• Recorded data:
━━━━━━━━

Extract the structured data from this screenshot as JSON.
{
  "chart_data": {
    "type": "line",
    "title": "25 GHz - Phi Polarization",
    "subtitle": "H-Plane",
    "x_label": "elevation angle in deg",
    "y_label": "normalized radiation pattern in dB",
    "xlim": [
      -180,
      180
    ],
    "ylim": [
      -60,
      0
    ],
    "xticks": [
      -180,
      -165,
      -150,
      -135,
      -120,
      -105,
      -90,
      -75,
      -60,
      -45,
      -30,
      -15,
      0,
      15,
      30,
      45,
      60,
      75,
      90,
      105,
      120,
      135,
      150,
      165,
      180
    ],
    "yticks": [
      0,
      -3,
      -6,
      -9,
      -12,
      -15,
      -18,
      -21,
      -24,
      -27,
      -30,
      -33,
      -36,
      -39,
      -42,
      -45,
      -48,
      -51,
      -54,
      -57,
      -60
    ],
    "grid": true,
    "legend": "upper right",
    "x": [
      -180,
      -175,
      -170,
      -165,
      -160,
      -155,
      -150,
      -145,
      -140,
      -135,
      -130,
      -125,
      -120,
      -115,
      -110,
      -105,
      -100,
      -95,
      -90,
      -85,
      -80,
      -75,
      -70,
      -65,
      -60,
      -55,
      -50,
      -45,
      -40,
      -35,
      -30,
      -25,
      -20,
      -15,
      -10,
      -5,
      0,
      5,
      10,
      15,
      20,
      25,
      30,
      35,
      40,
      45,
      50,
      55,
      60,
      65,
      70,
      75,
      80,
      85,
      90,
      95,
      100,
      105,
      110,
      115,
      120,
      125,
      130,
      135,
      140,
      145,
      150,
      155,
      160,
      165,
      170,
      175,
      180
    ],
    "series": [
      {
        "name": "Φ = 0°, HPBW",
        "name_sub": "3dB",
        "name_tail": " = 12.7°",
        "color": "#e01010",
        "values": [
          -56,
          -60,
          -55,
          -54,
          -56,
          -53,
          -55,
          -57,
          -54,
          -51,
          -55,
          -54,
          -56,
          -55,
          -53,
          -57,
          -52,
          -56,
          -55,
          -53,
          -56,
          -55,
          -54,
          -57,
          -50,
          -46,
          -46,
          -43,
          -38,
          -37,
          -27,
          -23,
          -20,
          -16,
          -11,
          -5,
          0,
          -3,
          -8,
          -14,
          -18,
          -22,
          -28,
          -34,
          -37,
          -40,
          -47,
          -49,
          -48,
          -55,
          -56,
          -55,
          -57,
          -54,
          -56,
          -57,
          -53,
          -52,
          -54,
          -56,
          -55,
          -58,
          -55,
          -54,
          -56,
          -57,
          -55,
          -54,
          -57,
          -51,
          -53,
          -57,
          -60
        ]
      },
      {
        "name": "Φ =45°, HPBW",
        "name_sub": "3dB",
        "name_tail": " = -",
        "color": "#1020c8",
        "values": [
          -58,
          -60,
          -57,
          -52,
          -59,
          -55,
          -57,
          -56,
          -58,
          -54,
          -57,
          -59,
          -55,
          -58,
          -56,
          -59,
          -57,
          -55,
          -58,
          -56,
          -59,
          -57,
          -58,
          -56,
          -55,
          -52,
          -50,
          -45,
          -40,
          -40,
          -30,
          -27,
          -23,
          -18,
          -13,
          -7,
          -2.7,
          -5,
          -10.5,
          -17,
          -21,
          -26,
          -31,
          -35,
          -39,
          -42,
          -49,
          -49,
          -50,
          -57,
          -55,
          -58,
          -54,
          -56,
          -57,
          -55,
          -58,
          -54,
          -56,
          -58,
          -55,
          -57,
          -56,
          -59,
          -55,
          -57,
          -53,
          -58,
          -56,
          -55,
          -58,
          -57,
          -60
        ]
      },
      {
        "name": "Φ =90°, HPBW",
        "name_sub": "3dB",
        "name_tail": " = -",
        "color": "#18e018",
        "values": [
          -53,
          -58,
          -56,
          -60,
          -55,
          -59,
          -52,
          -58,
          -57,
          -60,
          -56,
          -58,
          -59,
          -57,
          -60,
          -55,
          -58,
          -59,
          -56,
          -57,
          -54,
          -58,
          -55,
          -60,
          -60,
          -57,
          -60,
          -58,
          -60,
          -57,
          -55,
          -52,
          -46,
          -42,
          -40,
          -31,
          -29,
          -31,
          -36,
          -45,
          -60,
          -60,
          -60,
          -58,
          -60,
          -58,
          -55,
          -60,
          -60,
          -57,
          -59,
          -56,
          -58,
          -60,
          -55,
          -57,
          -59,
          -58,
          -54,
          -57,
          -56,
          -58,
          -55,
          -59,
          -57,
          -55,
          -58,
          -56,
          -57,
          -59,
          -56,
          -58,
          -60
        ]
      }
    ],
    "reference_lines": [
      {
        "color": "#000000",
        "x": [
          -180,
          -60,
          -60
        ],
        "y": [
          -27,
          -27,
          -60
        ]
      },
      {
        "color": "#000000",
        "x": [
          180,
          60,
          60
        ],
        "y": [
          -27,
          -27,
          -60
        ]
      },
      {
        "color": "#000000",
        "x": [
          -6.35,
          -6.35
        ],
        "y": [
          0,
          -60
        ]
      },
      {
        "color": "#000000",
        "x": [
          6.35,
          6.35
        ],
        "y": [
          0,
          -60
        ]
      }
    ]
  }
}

━━━━━━━━

Your task is to reproduce all of the records exactly.

Extract the structured data from this screenshot as JSON.
{
  "chart_data": {
    "type": "line",
    "title": "25 GHz - Phi Polarization",
    "subtitle": "H-Plane",
    "x_label": "elevation angle in deg",
    "y_label": "normalized radiation pattern in dB",
    "xlim": [
      -180,
      180
    ],
    "ylim": [
      -60,
      0
    ],
    "xticks": [
      -180,
      -165,
      -150,
      -135,
      -120,
      -105,
      -90,
      -75,
      -60,
      -45,
      -30,
      -15,
      0,
      15,
      30,
      45,
      60,
      75,
      90,
      105,
      120,
      135,
      150,
      165,
      180
    ],
    "yticks": [
      0,
      -3,
      -6,
      -9,
      -12,
      -15,
      -18,
      -21,
      -24,
      -27,
      -30,
      -33,
      -36,
      -39,
      -42,
      -45,
      -48,
      -51,
      -54,
      -57,
      -60
    ],
    "grid": true,
    "legend": "upper right",
    "x": [
      -180,
      -175,
      -170,
      -165,
      -160,
      -155,
      -150,
      -145,
      -140,
      -135,
      -130,
      -125,
      -120,
      -115,
      -110,
      -105,
      -100,
      -95,
      -90,
      -85,
      -80,
      -75,
      -70,
      -65,
      -60,
      -55,
      -50,
      -45,
      -40,
      -35,
      -30,
      -25,
      -20,
      -15,
      -10,
      -5,
      0,
      5,
      10,
      15,
      20,
      25,
      30,
      35,
      40,
      45,
      50,
      55,
      60,
      65,
      70,
      75,
      80,
      85,
      90,
      95,
      100,
      105,
      110,
      115,
      120,
      125,
      130,
      135,
      140,
      145,
      150,
      155,
      160,
      165,
      170,
      175,
      180
    ],
    "series": [
      {
        "name": "Φ = 0°, HPBW",
        "name_sub": "3dB",
        "name_tail": " = 12.7°",
        "color": "#e01010",
        "values": [
          -56,
          -60,
          -55,
          -54,
          -56,
          -53,
          -55,
          -57,
          -54,
          -51,
          -55,
          -54,
          -56,
          -55,
          -53,
          -57,
          -52,
          -56,
          -55,
          -53,
          -56,
          -55,
          -54,
          -57,
          -50,
          -46,
          -46,
          -43,
          -38,
          -37,
          -27,
          -23,
          -20,
          -16,
          -11,
          -5,
          0,
          -3,
          -8,
          -14,
          -18,
          -22,
          -28,
          -34,
          -37,
          -40,
          -47,
          -49,
          -48,
          -55,
          -56,
          -55,
          -57,
          -54,
          -56,
          -57,
          -53,
          -52,
          -54,
          -56,
          -55,
          -58,
          -55,
          -54,
          -56,
          -57,
          -55,
          -54,
          -57,
          -51,
          -53,
          -57,
          -60
        ]
      },
      {
        "name": "Φ =45°, HPBW",
        "name_sub": "3dB",
        "name_tail": " = -",
        "color": "#1020c8",
        "values": [
          -58,
          -60,
          -57,
          -52,
          -59,
          -55,
          -57,
          -56,
          -58,
          -54,
          -57,
          -59,
          -55,
          -58,
          -56,
          -59,
          -57,
          -55,
          -58,
          -56,
          -59,
          -57,
          -58,
          -56,
          -55,
          -52,
          -50,
          -45,
          -40,
          -40,
          -30,
          -27,
          -23,
          -18,
          -13,
          -7,
          -2.7,
          -5,
          -10.5,
          -17,
          -21,
          -26,
          -31,
          -35,
          -39,
          -42,
          -49,
          -49,
          -50,
          -57,
          -55,
          -58,
          -54,
          -56,
          -57,
          -55,
          -58,
          -54,
          -56,
          -58,
          -55,
          -57,
          -56,
          -59,
          -55,
          -57,
          -53,
          -58,
          -56,
          -55,
          -58,
          -57,
          -60
        ]
      },
      {
        "name": "Φ =90°, HPBW",
        "name_sub": "3dB",
        "name_tail": " = -",
        "color": "#18e018",
        "values": [
          -53,
          -58,
          -56,
          -60,
          -55,
          -59,
          -52,
          -58,
          -57,
          -60,
          -56,
          -58,
          -59,
          -57,
          -60,
          -55,
          -58,
          -59,
          -56,
          -57,
          -54,
          -58,
          -55,
          -60,
          -60,
          -57,
          -60,
          -58,
          -60,
          -57,
          -55,
          -52,
          -46,
          -42,
          -40,
          -31,
          -29,
          -31,
          -36,
          -45,
          -60,
          -60,
          -60,
          -58,
          -60,
          -58,
          -55,
          -60,
          -60,
          -57,
          -59,
          -56,
          -58,
          -60,
          -55,
          -57,
          -59,
          -58,
          -54,
          -57,
          -56,
          -58,
          -55,
          -59,
          -57,
          -55,
          -58,
          -56,
          -57,
          -59,
          -56,
          -58,
          -60
        ]
      }
    ],
    "reference_lines": [
      {
        "color": "#000000",
        "x": [
          -180,
          -60,
          -60
        ],
        "y": [
          -27,
          -27,
          -60
        ]
      },
      {
        "color": "#000000",
        "x": [
          180,
          60,
          60
        ],
        "y": [
          -27,
          -27,
          -60
        ]
      },
      {
        "color": "#000000",
        "x": [
          -6.35,
          -6.35
        ],
        "y": [
          0,
          -60
        ]
      },
      {
        "color": "#000000",
        "x": [
          6.35,
          6.35
        ],
        "y": [
          0,
          -60
        ]
      }
    ]
  }
}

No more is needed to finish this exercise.